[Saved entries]
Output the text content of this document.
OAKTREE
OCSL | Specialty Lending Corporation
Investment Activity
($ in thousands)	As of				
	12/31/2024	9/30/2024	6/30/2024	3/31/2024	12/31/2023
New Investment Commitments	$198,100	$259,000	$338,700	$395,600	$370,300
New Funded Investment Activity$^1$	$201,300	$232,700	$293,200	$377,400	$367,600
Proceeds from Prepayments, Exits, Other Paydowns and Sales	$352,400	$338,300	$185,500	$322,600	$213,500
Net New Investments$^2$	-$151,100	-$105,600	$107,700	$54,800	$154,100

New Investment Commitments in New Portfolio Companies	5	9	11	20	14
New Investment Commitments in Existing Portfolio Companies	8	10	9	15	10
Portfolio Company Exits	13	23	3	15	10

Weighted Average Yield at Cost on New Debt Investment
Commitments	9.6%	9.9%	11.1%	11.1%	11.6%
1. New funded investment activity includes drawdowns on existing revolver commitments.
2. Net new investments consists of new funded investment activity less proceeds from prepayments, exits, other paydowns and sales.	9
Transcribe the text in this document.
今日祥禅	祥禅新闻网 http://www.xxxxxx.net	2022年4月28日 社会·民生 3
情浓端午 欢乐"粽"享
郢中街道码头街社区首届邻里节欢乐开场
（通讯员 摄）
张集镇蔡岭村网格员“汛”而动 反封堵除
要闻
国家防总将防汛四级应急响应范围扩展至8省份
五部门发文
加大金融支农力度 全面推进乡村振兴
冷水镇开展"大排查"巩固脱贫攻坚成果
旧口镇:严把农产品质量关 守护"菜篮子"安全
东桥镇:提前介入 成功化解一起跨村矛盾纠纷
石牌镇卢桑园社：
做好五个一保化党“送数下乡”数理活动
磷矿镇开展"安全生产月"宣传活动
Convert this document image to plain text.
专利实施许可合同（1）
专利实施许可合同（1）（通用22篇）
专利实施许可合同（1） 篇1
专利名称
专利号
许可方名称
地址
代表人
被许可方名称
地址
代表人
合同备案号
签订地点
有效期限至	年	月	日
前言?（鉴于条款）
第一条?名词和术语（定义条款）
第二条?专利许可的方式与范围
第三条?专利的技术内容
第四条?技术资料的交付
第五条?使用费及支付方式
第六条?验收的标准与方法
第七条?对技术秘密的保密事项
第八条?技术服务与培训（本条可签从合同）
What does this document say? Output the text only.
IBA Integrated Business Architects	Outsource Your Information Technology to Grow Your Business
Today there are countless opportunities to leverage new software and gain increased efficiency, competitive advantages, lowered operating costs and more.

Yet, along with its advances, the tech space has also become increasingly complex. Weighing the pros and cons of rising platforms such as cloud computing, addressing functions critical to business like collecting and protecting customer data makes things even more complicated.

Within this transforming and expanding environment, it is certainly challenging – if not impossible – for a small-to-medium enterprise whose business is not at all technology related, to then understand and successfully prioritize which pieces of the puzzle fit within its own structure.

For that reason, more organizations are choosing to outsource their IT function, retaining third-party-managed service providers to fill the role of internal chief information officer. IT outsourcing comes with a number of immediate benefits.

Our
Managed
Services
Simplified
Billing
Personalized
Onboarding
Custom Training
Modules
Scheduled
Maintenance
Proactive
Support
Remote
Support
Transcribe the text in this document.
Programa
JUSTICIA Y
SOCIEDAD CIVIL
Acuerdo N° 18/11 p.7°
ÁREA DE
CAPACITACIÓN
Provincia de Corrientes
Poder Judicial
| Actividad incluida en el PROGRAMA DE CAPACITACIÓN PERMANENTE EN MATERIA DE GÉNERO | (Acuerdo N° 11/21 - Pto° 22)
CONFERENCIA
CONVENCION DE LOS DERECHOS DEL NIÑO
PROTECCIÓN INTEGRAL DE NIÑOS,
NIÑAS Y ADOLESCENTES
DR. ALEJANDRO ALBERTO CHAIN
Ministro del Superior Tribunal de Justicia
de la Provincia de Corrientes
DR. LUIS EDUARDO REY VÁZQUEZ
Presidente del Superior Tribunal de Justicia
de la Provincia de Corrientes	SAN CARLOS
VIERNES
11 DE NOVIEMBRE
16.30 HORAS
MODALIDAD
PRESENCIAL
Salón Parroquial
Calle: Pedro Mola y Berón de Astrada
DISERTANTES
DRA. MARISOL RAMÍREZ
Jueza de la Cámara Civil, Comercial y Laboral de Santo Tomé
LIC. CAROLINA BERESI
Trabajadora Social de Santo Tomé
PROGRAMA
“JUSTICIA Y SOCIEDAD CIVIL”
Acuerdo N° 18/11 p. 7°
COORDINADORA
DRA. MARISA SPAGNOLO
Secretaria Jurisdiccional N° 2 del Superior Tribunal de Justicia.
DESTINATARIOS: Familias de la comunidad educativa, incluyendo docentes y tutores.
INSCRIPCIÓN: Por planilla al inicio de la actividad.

Aim of the task: Reproduce the complete data exactly as presented above.

Output for this task:
Output the text content of this document.
OAKTREE
OCSL | Specialty Lending Corporation
Investment Activity
($ in thousands)	As of				
	12/31/2024	9/30/2024	6/30/2024	3/31/2024	12/31/2023
New Investment Commitments	$198,100	$259,000	$338,700	$395,600	$370,300
New Funded Investment Activity$^1$	$201,300	$232,700	$293,200	$377,400	$367,600
Proceeds from Prepayments, Exits, Other Paydowns and Sales	$352,400	$338,300	$185,500	$322,600	$213,500
Net New Investments$^2$	-$151,100	-$105,600	$107,700	$54,800	$154,100

New Investment Commitments in New Portfolio Companies	5	9	11	20	14
New Investment Commitments in Existing Portfolio Companies	8	10	9	15	10
Portfolio Company Exits	13	23	3	15	10

Weighted Average Yield at Cost on New Debt Investment
Commitments	9.6%	9.9%	11.1%	11.1%	11.6%
1. New funded investment activity includes drawdowns on existing revolver commitments.
2. Net new investments consists of new funded investment activity less proceeds from prepayments, exits, other paydowns and sales.	9
Transcribe the text in this document.
今日祥禅	祥禅新闻网 http://www.xxxxxx.net	2022年4月28日 社会·民生 3
情浓端午 欢乐"粽"享
郢中街道码头街社区首届邻里节欢乐开场
（通讯员 摄）
张集镇蔡岭村网格员“汛”而动 反封堵除
要闻
国家防总将防汛四级应急响应范围扩展至8省份
五部门发文
加大金融支农力度 全面推进乡村振兴
冷水镇开展"大排查"巩固脱贫攻坚成果
旧口镇:严把农产品质量关 守护"菜篮子"安全
东桥镇:提前介入 成功化解一起跨村矛盾纠纷
石牌镇卢桑园社：
做好五个一保化党“送数下乡”数理活动
磷矿镇开展"安全生产月"宣传活动
Convert this document image to plain text.
专利实施许可合同（1）
专利实施许可合同（1）（通用22篇）
专利实施许可合同（1） 篇1
专利名称
专利号
许可方名称
地址
代表人
被许可方名称
地址
代表人
合同备案号
签订地点
有效期限至	年	月	日
前言?（鉴于条款）
第一条?名词和术语（定义条款）
第二条?专利许可的方式与范围
第三条?专利的技术内容
第四条?技术资料的交付
第五条?使用费及支付方式
第六条?验收的标准与方法
第七条?对技术秘密的保密事项
第八条?技术服务与培训（本条可签从合同）
What does this document say? Output the text only.
IBA Integrated Business Architects	Outsource Your Information Technology to Grow Your Business
Today there are countless opportunities to leverage new software and gain increased efficiency, competitive advantages, lowered operating costs and more.

Yet, along with its advances, the tech space has also become increasingly complex. Weighing the pros and cons of rising platforms such as cloud computing, addressing functions critical to business like collecting and protecting customer data makes things even more complicated.

Within this transforming and expanding environment, it is certainly challenging – if not impossible – for a small-to-medium enterprise whose business is not at all technology related, to then understand and successfully prioritize which pieces of the puzzle fit within its own structure.

For that reason, more organizations are choosing to outsource their IT function, retaining third-party-managed service providers to fill the role of internal chief information officer. IT outsourcing comes with a number of immediate benefits.

Our
Managed
Services
Simplified
Billing
Personalized
Onboarding
Custom Training
Modules
Scheduled
Maintenance
Proactive
Support
Remote
Support
Transcribe the text in this document.
Programa
JUSTICIA Y
SOCIEDAD CIVIL
Acuerdo N° 18/11 p.7°
ÁREA DE
CAPACITACIÓN
Provincia de Corrientes
Poder Judicial
| Actividad incluida en el PROGRAMA DE CAPACITACIÓN PERMANENTE EN MATERIA DE GÉNERO | (Acuerdo N° 11/21 - Pto° 22)
CONFERENCIA
CONVENCION DE LOS DERECHOS DEL NIÑO
PROTECCIÓN INTEGRAL DE NIÑOS,
NIÑAS Y ADOLESCENTES
DR. ALEJANDRO ALBERTO CHAIN
Ministro del Superior Tribunal de Justicia
de la Provincia de Corrientes
DR. LUIS EDUARDO REY VÁZQUEZ
Presidente del Superior Tribunal de Justicia
de la Provincia de Corrientes	SAN CARLOS
VIERNES
11 DE NOVIEMBRE
16.30 HORAS
MODALIDAD
PRESENCIAL
Salón Parroquial
Calle: Pedro Mola y Berón de Astrada
DISERTANTES
DRA. MARISOL RAMÍREZ
Jueza de la Cámara Civil, Comercial y Laboral de Santo Tomé
LIC. CAROLINA BERESI
Trabajadora Social de Santo Tomé
PROGRAMA
“JUSTICIA Y SOCIEDAD CIVIL”
Acuerdo N° 18/11 p. 7°
COORDINADORA
DRA. MARISA SPAGNOLO
Secretaria Jurisdiccional N° 2 del Superior Tribunal de Justicia.
DESTINATARIOS: Familias de la comunidad educativa, incluyendo docentes y tutores.
INSCRIPCIÓN: Por planilla al inicio de la actividad.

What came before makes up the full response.